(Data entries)
____________

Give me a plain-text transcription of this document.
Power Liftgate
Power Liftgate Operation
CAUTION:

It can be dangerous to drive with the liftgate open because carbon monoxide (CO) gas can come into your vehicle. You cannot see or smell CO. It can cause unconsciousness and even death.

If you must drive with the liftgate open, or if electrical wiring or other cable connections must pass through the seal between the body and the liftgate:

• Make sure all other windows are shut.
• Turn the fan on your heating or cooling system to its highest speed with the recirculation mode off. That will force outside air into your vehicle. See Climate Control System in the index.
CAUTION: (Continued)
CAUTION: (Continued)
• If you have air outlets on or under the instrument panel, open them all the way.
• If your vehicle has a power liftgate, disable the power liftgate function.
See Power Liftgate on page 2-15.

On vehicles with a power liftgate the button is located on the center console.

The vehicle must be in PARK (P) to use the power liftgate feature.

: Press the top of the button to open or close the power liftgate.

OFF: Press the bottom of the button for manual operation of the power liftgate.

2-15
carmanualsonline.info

____________

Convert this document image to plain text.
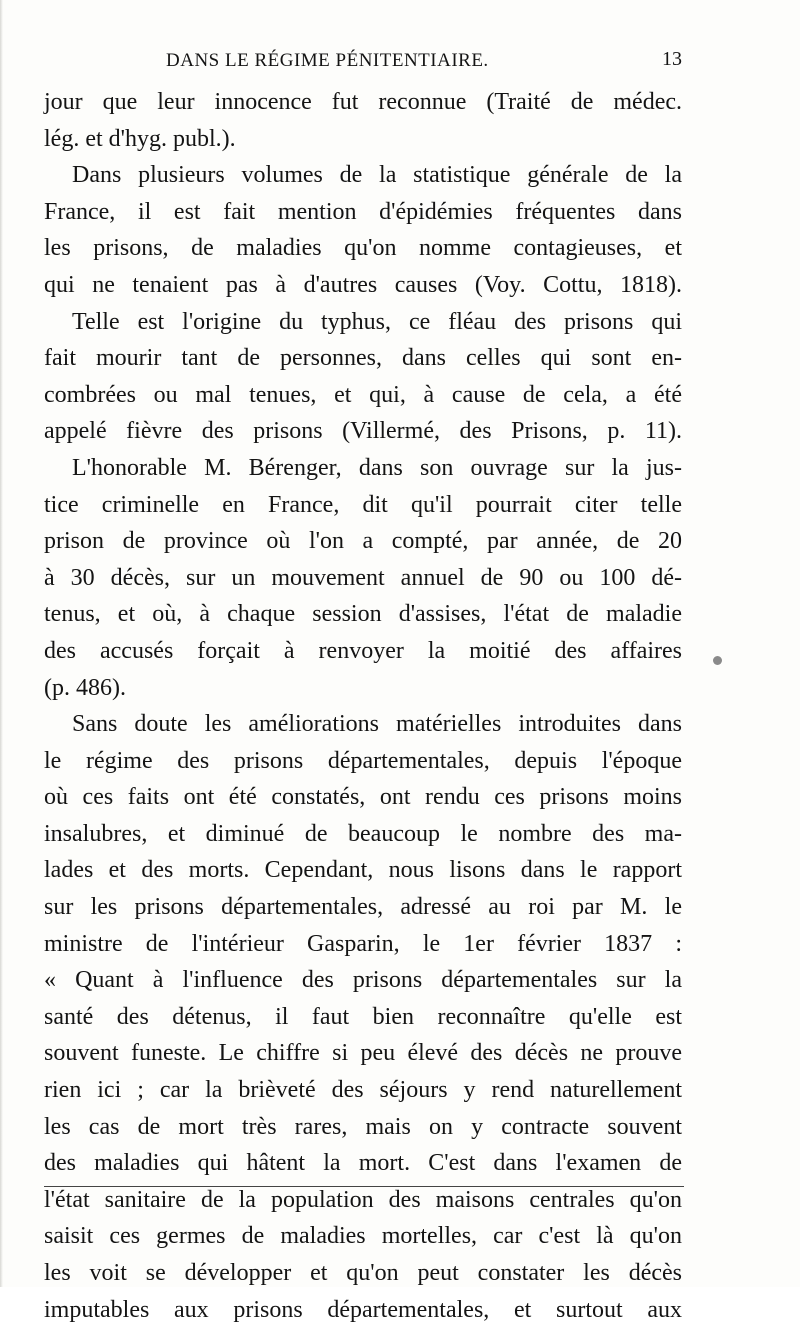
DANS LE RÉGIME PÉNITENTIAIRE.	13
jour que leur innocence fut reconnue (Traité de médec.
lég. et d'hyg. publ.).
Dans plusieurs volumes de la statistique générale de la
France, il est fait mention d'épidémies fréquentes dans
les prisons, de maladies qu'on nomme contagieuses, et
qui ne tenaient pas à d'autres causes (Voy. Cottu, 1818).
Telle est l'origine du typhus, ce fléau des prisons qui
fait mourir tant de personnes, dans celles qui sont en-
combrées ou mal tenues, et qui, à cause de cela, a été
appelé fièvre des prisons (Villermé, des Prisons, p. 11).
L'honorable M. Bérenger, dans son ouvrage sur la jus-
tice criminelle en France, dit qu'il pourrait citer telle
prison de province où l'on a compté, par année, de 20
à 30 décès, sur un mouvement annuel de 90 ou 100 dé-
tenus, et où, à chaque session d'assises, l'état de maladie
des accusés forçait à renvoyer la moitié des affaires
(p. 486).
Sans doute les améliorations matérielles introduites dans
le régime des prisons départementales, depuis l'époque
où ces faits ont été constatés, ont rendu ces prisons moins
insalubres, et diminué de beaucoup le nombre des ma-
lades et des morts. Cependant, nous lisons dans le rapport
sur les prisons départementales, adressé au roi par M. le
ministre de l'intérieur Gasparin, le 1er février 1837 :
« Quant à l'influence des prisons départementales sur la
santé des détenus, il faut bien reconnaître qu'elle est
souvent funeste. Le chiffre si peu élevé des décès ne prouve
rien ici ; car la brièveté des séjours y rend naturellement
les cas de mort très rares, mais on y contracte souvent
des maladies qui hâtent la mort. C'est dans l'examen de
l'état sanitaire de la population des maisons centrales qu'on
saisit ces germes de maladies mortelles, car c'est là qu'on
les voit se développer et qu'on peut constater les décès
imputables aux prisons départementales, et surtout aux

____________

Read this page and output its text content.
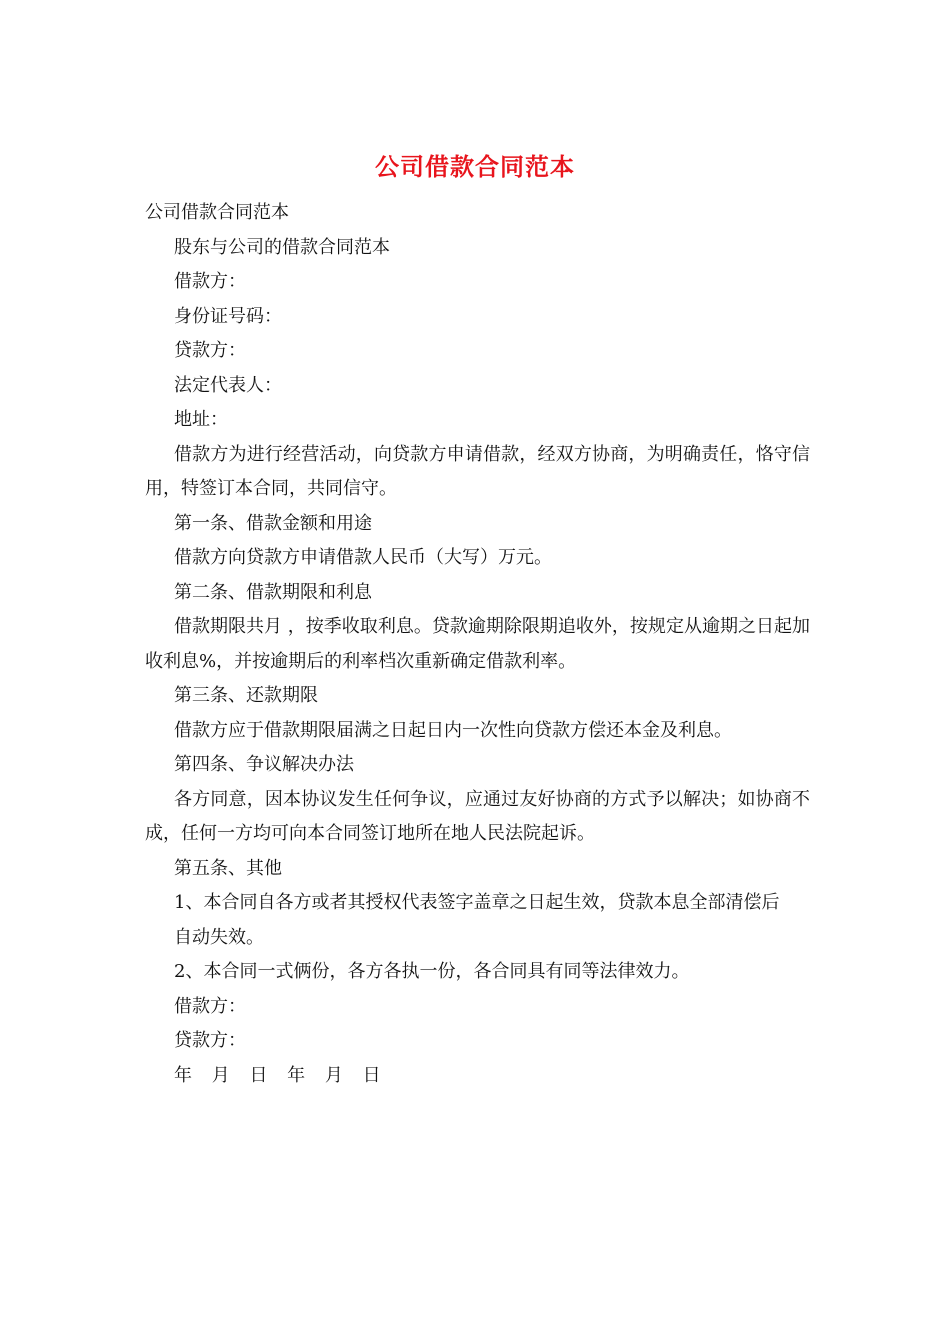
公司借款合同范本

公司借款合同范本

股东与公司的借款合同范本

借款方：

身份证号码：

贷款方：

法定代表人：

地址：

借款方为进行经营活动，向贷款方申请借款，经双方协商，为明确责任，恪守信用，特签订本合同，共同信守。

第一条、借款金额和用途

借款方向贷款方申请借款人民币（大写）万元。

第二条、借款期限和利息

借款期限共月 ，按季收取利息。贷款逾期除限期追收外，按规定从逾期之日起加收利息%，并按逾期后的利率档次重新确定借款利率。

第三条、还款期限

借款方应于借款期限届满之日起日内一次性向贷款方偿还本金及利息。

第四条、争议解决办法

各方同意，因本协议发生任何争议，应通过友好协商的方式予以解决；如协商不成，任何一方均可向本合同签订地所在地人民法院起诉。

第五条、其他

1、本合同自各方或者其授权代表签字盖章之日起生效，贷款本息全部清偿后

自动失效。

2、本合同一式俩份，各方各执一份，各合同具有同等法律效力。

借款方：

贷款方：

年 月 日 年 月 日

____________

▶ **EXERCISE OBJECTIVE**
Pull out all lines from the entries above in which the word "open" appears.

▶ **EXERCISE ANSWER**
It can be dangerous to drive with the liftgate open because carbon monoxide (CO) gas can come into your vehicle. You cannot see or smell CO. It can cause unconsciousness and even death.
If you must drive with the liftgate open, or if electrical wiring or other cable connections must pass through the seal between the body and the liftgate:
• If you have air outlets on or under the instrument panel, open them all the way.
: Press the top of the button to open or close the power liftgate.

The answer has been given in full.